#### Given exercise:
Below is a set of records. Repeat all of them exactly.

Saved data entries
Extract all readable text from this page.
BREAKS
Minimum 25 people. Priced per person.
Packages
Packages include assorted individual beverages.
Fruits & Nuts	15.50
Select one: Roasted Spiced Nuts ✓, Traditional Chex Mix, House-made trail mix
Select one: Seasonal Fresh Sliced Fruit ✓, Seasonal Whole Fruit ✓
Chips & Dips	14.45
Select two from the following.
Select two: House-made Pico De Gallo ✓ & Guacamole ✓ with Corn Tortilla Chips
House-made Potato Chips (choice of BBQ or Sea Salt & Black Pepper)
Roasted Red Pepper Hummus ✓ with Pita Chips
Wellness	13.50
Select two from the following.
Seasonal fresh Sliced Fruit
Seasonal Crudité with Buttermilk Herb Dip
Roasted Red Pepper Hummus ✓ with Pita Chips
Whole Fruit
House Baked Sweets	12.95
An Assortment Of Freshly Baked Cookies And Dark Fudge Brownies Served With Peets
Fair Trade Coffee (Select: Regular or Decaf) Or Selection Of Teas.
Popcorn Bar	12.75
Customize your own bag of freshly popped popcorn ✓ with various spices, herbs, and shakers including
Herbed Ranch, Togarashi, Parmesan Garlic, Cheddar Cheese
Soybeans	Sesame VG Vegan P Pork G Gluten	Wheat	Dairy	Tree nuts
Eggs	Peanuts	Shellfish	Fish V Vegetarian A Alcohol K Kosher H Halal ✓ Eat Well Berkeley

#### Solution:
Extract all readable text from this page.
BREAKS
Minimum 25 people. Priced per person.
Packages
Packages include assorted individual beverages.
Fruits & Nuts	15.50
Select one: Roasted Spiced Nuts ✓, Traditional Chex Mix, House-made trail mix
Select one: Seasonal Fresh Sliced Fruit ✓, Seasonal Whole Fruit ✓
Chips & Dips	14.45
Select two from the following.
Select two: House-made Pico De Gallo ✓ & Guacamole ✓ with Corn Tortilla Chips
House-made Potato Chips (choice of BBQ or Sea Salt & Black Pepper)
Roasted Red Pepper Hummus ✓ with Pita Chips
Wellness	13.50
Select two from the following.
Seasonal fresh Sliced Fruit
Seasonal Crudité with Buttermilk Herb Dip
Roasted Red Pepper Hummus ✓ with Pita Chips
Whole Fruit
House Baked Sweets	12.95
An Assortment Of Freshly Baked Cookies And Dark Fudge Brownies Served With Peets
Fair Trade Coffee (Select: Regular or Decaf) Or Selection Of Teas.
Popcorn Bar	12.75
Customize your own bag of freshly popped popcorn ✓ with various spices, herbs, and shakers including
Herbed Ranch, Togarashi, Parmesan Garlic, Cheddar Cheese
Soybeans	Sesame VG Vegan P Pork G Gluten	Wheat	Dairy	Tree nuts
Eggs	Peanuts	Shellfish	Fish V Vegetarian A Alcohol K Kosher H Halal ✓ Eat Well Berkeley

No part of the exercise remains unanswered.